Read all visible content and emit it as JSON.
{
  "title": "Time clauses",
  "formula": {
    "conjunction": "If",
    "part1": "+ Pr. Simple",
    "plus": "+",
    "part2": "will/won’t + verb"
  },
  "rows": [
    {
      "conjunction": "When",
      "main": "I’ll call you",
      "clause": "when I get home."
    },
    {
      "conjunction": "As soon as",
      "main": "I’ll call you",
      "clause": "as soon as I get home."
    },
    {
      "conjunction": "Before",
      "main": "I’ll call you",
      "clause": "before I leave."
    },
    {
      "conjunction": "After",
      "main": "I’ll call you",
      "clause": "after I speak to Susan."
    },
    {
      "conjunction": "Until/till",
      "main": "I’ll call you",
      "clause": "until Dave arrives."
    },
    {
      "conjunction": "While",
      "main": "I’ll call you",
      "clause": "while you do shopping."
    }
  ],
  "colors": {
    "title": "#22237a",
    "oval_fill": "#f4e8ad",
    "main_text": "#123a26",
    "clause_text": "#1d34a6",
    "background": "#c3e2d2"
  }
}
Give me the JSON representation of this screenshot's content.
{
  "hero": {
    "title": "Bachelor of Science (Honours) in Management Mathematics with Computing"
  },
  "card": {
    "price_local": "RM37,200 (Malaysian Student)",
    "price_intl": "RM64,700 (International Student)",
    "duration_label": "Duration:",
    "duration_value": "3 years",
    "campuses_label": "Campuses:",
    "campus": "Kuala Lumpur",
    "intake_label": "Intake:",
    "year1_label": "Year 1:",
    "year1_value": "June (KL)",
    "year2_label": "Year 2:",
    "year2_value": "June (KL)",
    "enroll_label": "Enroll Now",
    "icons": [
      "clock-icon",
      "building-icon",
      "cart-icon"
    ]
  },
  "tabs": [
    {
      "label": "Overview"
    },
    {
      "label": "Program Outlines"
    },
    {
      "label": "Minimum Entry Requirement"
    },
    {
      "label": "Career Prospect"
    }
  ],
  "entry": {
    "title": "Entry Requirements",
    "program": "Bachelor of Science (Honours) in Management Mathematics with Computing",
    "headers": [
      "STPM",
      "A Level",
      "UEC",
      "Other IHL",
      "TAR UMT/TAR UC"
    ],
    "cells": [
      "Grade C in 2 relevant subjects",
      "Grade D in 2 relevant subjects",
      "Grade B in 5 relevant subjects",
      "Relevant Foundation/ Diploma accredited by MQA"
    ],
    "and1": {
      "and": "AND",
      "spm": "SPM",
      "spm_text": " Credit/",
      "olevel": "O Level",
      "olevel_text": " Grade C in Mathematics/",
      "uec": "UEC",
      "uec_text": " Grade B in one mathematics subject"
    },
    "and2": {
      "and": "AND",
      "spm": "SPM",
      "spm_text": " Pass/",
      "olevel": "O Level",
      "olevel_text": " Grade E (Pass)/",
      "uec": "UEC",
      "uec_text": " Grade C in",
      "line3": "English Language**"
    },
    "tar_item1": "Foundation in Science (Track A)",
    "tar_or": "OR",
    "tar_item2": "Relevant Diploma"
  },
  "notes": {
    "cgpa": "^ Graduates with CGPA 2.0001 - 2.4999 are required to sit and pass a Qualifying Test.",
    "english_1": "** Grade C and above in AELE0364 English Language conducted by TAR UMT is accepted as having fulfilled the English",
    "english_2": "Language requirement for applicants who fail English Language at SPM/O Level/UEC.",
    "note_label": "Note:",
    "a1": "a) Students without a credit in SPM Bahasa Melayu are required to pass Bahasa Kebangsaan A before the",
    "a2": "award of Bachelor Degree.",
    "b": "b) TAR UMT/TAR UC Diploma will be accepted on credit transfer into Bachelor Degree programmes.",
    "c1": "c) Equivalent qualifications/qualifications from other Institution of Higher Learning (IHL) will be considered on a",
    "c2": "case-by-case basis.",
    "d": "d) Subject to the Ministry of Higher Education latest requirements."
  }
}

★ ★ ★ ★ ★ ★ ★

[WHAT IS EXPECTED]:
Each line in the material above must be retyped without alteration.

[WRITTEN SOLUTION]:
Read all visible content and emit it as JSON.
{
  "title": "Time clauses",
  "formula": {
    "conjunction": "If",
    "part1": "+ Pr. Simple",
    "plus": "+",
    "part2": "will/won’t + verb"
  },
  "rows": [
    {
      "conjunction": "When",
      "main": "I’ll call you",
      "clause": "when I get home."
    },
    {
      "conjunction": "As soon as",
      "main": "I’ll call you",
      "clause": "as soon as I get home."
    },
    {
      "conjunction": "Before",
      "main": "I’ll call you",
      "clause": "before I leave."
    },
    {
      "conjunction": "After",
      "main": "I’ll call you",
      "clause": "after I speak to Susan."
    },
    {
      "conjunction": "Until/till",
      "main": "I’ll call you",
      "clause": "until Dave arrives."
    },
    {
      "conjunction": "While",
      "main": "I’ll call you",
      "clause": "while you do shopping."
    }
  ],
  "colors": {
    "title": "#22237a",
    "oval_fill": "#f4e8ad",
    "main_text": "#123a26",
    "clause_text": "#1d34a6",
    "background": "#c3e2d2"
  }
}
Give me the JSON representation of this screenshot's content.
{
  "hero": {
    "title": "Bachelor of Science (Honours) in Management Mathematics with Computing"
  },
  "card": {
    "price_local": "RM37,200 (Malaysian Student)",
    "price_intl": "RM64,700 (International Student)",
    "duration_label": "Duration:",
    "duration_value": "3 years",
    "campuses_label": "Campuses:",
    "campus": "Kuala Lumpur",
    "intake_label": "Intake:",
    "year1_label": "Year 1:",
    "year1_value": "June (KL)",
    "year2_label": "Year 2:",
    "year2_value": "June (KL)",
    "enroll_label": "Enroll Now",
    "icons": [
      "clock-icon",
      "building-icon",
      "cart-icon"
    ]
  },
  "tabs": [
    {
      "label": "Overview"
    },
    {
      "label": "Program Outlines"
    },
    {
      "label": "Minimum Entry Requirement"
    },
    {
      "label": "Career Prospect"
    }
  ],
  "entry": {
    "title": "Entry Requirements",
    "program": "Bachelor of Science (Honours) in Management Mathematics with Computing",
    "headers": [
      "STPM",
      "A Level",
      "UEC",
      "Other IHL",
      "TAR UMT/TAR UC"
    ],
    "cells": [
      "Grade C in 2 relevant subjects",
      "Grade D in 2 relevant subjects",
      "Grade B in 5 relevant subjects",
      "Relevant Foundation/ Diploma accredited by MQA"
    ],
    "and1": {
      "and": "AND",
      "spm": "SPM",
      "spm_text": " Credit/",
      "olevel": "O Level",
      "olevel_text": " Grade C in Mathematics/",
      "uec": "UEC",
      "uec_text": " Grade B in one mathematics subject"
    },
    "and2": {
      "and": "AND",
      "spm": "SPM",
      "spm_text": " Pass/",
      "olevel": "O Level",
      "olevel_text": " Grade E (Pass)/",
      "uec": "UEC",
      "uec_text": " Grade C in",
      "line3": "English Language**"
    },
    "tar_item1": "Foundation in Science (Track A)",
    "tar_or": "OR",
    "tar_item2": "Relevant Diploma"
  },
  "notes": {
    "cgpa": "^ Graduates with CGPA 2.0001 - 2.4999 are required to sit and pass a Qualifying Test.",
    "english_1": "** Grade C and above in AELE0364 English Language conducted by TAR UMT is accepted as having fulfilled the English",
    "english_2": "Language requirement for applicants who fail English Language at SPM/O Level/UEC.",
    "note_label": "Note:",
    "a1": "a) Students without a credit in SPM Bahasa Melayu are required to pass Bahasa Kebangsaan A before the",
    "a2": "award of Bachelor Degree.",
    "b": "b) TAR UMT/TAR UC Diploma will be accepted on credit transfer into Bachelor Degree programmes.",
    "c1": "c) Equivalent qualifications/qualifications from other Institution of Higher Learning (IHL) will be considered on a",
    "c2": "case-by-case basis.",
    "d": "d) Subject to the Ministry of Higher Education latest requirements."
  }
}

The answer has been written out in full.